> TEXTE DU DOCUMENT
==*==

A l’heure du récit des premières années, on rappelle, comme le firent «Les Inrockuptibles» en 2008, qu’à Halifax, l’enfant que ses parents habillaient en fille «était un garçon manqué grimpant aux branches des arbres», qu’il était attiré par la figurine du jouet viril Action Man et qu’il jouait au foot. Les rares images existantes montrent un joli bambin, le cheveu court, parce que, en dehors de tout déterminisme, c’était surtout plus pratique. Son éducation dans un lycée bouddhiste n’est pas étrangère à sa démarche humaniste, lui qui a été élevé par Martha, sa mère, prof de français, et Dennis, son père, graphiste. Les premiers pas devant la caméra se feront dès l’âge de 10 ans, à la faveur d’une visite, dans son école, du comédien John Dunsworth qui l’engagea dans la série Pit Pony. C’est l’amorce d’une carrière sans faille, passant par Inception de Christopher Nolan ou encore To Rome with Love sous la direction de Woody Allen. Sans faille, mais pas sans blessures, comme évoqué en 2017, sur Facebook, dans le tumulte de l’affaire Weinstein.

==*==

> DONNÉES EXTRAITES

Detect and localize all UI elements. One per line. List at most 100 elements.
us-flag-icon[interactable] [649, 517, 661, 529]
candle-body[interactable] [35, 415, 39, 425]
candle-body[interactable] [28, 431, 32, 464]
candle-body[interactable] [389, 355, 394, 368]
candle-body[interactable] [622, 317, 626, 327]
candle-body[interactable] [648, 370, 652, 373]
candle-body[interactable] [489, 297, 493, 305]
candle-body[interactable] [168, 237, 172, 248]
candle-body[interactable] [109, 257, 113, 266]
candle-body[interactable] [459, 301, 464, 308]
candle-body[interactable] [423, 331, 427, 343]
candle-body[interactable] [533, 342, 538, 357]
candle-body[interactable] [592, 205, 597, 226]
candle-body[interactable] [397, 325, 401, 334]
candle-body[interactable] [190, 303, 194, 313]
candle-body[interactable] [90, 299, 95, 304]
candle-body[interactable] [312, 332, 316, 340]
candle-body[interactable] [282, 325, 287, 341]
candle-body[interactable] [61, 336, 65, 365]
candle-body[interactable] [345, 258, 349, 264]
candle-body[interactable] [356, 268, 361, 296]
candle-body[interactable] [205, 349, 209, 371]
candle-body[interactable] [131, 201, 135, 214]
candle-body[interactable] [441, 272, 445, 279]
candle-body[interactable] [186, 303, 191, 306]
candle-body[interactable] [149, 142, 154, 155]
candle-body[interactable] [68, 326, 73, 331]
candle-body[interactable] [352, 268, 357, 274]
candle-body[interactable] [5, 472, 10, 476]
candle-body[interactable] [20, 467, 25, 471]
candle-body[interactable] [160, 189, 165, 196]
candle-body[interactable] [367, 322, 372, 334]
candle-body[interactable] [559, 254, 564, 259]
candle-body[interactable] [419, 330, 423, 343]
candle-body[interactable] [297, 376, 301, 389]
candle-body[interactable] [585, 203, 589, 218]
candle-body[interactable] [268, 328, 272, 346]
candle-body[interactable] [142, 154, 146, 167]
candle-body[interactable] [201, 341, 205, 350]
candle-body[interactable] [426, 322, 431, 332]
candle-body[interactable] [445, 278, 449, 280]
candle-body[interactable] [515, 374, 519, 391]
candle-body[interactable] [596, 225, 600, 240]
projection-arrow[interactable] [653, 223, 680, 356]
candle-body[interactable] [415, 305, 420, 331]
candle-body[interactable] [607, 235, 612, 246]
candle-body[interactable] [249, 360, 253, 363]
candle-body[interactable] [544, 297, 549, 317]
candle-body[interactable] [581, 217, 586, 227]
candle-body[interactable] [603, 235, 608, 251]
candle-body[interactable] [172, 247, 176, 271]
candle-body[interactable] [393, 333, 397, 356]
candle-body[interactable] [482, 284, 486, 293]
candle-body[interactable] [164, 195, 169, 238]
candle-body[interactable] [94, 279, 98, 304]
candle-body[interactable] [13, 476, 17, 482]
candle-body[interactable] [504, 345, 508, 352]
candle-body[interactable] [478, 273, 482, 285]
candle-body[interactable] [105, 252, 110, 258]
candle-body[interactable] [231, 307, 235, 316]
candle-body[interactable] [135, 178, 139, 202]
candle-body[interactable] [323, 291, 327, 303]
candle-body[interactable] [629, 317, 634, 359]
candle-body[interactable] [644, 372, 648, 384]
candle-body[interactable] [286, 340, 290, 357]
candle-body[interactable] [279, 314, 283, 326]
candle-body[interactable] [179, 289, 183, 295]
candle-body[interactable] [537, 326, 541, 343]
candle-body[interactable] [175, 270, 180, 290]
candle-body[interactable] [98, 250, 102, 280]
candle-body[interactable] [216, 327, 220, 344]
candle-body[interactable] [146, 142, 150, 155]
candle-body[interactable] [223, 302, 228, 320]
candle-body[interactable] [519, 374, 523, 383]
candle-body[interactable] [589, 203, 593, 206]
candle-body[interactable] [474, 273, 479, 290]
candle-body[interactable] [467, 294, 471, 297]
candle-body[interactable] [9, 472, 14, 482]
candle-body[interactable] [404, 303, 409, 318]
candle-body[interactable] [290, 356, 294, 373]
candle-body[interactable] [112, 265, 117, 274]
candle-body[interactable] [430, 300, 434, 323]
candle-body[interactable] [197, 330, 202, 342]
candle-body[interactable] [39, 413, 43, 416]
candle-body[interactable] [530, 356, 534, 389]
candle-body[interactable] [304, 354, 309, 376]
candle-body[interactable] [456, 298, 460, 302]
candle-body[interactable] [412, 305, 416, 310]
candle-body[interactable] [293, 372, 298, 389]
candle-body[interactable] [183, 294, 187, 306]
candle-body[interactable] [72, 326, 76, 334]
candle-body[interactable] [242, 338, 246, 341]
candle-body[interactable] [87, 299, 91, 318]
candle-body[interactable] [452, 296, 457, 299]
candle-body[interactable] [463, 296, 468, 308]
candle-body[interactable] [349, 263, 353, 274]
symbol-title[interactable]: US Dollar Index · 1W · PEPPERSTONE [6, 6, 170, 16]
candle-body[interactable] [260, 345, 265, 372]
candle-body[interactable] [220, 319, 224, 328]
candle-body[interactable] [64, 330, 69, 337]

==*==

> CONSIGNES
1. Mettez sous forme de liste le paragraphe du texte sur l'enfance à Halifax qui commence par « A l’heure du récit ». Gardez-en les faits principaux.
2. Quels titres de séries et de films cite le texte sur l'enfance à Halifax ? Donnez-les tous.
3. Écrivez la suite du texte sur l'enfance à Halifax à partir de l'endroit où il s'arrête.

> CORRIGÉ DES EXERCICES
1.
- En 2008, « Les Inrockuptibles » rappelaient qu'à Halifax, l'enfant que ses parents habillaient en fille était un garçon manqué qui grimpait aux arbres, aimait la figurine Action Man et jouait au foot.
- Les rares images le montrent avec les cheveux courts, surtout parce que c'était plus pratique.
- Sa mère, Martha, était prof de français et son père, Dennis, graphiste. Ce sont eux qui l'ont élevé.
- Son éducation dans un lycée bouddhiste n'est pas étrangère à sa démarche humaniste.
- À 10 ans, le comédien John Dunsworth visite son école et l'engage dans la série Pit Pony.
- Sa carrière passe ensuite par Inception de Christopher Nolan et To Rome with Love de Woody Allen.
- C'est une carrière sans faille mais pas sans blessures, évoquées en 2017 sur Facebook pendant l'affaire Weinstein.

2.
- Pit Pony
- Inception
- To Rome with Love

3.
Il y fustige alors Brett Ratner, le réalisateur de X-Men 3. Le premier jour de tournage, au moment des présentations, le cinéaste adressa ces mots à l’une des actrices en faisant allusion à Page: «Tu devrais la baiser pour lui faire réaliser qu’elle est gay.» A 18 ans, dans le secret de sa véritable identité, cette phrase l’épouvanta. «Je me suis sentie violée. Je regardais mes pieds sans rien dire, personne n’a réagi. Cet homme, qui m’avait choisie pour son blockbuster, démarrait des mois de travail avec cette remarque horrible. Il m’a «outée» sans se demander quel effet ça pourrait avoir pour moi.»
Il y eut aussi cette main baladeuse sur sa jambe, à 16 ans, lors d’un déjeuner professionnel ou, la même année encore, une proposition à coucher avec un garçon de 20 ans, émanant d’un autre homme. Il souhaitait recueillir ensuite de sa bouche le récit détaillé de cette aventure d’un soir. «On a appris que le statu quo qui existe autour de ces comportements protège des gens qui ne le méritent pas, tout en méprisant les victimes. Ne laissons plus ces comportements être la norme. Je suis reconnaissante envers ceux qui parlent des abus, de leurs traumatismes. Vous brisez le silence», écrira Page. Il dira à une autre occasion: «Ce que j’aime dans le métier, c’est de pouvoir se perdre complètement dans quelqu’un d’autre. Je ne suis pas très à l’aise quand je suis reconnu.» C’est désormais chose faite, grâce, cette fois, à son seul courage et à sa volonté.
* Par souci de compréhension, le prénom a été exceptionnellement utilisé à quelques très rares occasions dans ce texte.